*Stated problem:* Among the entries below, find the lines with "obciążeniem" and copy them.

*Recorded data:*
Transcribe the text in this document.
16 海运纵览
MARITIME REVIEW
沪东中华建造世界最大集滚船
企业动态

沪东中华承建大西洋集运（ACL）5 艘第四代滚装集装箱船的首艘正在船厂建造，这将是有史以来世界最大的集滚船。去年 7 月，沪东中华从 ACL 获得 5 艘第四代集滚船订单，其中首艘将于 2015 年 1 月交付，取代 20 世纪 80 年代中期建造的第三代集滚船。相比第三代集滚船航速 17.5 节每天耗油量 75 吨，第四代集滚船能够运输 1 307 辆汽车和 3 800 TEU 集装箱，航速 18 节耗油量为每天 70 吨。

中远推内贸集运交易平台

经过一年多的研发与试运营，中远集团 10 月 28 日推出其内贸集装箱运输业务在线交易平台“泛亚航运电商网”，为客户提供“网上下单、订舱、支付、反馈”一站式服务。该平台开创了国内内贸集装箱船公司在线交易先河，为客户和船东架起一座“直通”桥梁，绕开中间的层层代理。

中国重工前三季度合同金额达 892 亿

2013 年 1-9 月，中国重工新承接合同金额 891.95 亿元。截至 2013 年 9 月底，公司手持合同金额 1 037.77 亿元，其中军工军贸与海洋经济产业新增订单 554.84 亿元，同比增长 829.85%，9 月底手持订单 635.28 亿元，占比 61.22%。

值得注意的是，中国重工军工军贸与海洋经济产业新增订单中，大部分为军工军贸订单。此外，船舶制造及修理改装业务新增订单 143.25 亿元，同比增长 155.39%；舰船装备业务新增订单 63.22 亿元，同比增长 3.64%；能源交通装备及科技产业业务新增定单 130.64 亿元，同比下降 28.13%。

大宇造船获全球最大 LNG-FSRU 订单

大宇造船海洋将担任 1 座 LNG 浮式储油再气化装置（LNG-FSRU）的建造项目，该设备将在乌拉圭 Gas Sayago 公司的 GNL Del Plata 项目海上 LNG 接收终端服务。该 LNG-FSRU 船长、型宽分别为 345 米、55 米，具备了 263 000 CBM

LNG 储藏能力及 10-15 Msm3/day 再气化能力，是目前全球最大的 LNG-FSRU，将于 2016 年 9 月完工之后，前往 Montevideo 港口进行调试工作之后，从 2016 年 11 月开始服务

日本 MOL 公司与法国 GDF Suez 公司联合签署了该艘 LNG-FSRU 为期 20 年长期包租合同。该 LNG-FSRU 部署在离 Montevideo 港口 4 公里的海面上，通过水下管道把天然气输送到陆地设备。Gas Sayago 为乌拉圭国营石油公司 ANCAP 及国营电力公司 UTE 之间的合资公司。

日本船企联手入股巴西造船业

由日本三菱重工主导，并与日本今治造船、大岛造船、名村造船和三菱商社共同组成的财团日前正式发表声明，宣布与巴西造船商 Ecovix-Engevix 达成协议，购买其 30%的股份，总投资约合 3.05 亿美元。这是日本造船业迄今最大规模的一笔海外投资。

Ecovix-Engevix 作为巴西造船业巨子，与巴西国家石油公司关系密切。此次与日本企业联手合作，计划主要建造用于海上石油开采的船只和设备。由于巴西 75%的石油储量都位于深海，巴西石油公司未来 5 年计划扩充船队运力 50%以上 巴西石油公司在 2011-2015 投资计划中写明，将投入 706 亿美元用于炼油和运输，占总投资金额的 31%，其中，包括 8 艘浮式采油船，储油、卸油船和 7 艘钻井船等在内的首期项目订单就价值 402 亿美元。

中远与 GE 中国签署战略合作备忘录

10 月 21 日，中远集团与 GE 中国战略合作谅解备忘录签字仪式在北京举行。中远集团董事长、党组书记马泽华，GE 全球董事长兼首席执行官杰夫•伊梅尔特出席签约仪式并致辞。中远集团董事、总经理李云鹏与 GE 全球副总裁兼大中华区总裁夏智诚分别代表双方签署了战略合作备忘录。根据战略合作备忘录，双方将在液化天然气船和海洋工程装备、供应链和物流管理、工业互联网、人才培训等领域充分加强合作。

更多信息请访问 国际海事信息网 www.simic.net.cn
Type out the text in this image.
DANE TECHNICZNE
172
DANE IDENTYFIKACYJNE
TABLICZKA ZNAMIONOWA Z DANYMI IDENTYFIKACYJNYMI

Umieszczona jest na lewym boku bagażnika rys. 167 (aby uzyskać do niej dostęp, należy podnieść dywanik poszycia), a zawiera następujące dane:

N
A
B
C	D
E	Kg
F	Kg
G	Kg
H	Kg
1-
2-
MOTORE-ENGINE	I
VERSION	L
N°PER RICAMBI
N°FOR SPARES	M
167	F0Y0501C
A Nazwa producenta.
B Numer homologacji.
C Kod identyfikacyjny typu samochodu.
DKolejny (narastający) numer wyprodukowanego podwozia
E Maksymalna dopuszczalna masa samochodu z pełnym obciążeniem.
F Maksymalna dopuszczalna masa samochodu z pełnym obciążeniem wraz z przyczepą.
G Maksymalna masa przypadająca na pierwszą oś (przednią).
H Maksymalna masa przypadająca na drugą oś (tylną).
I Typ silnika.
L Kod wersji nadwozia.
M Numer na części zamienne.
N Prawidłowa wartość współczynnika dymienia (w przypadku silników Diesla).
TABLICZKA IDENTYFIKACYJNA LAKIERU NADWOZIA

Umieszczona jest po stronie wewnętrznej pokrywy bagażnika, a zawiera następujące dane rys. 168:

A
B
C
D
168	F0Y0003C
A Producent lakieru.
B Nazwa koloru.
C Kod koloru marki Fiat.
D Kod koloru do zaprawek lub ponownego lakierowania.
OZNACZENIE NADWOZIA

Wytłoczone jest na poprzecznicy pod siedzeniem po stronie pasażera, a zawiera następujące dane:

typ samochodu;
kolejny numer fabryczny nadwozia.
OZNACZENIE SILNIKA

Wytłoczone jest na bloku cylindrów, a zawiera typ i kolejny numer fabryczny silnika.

*Answer to this problem:*
E Maksymalna dopuszczalna masa samochodu z pełnym obciążeniem.
F Maksymalna dopuszczalna masa samochodu z pełnym obciążeniem wraz z przyczepą.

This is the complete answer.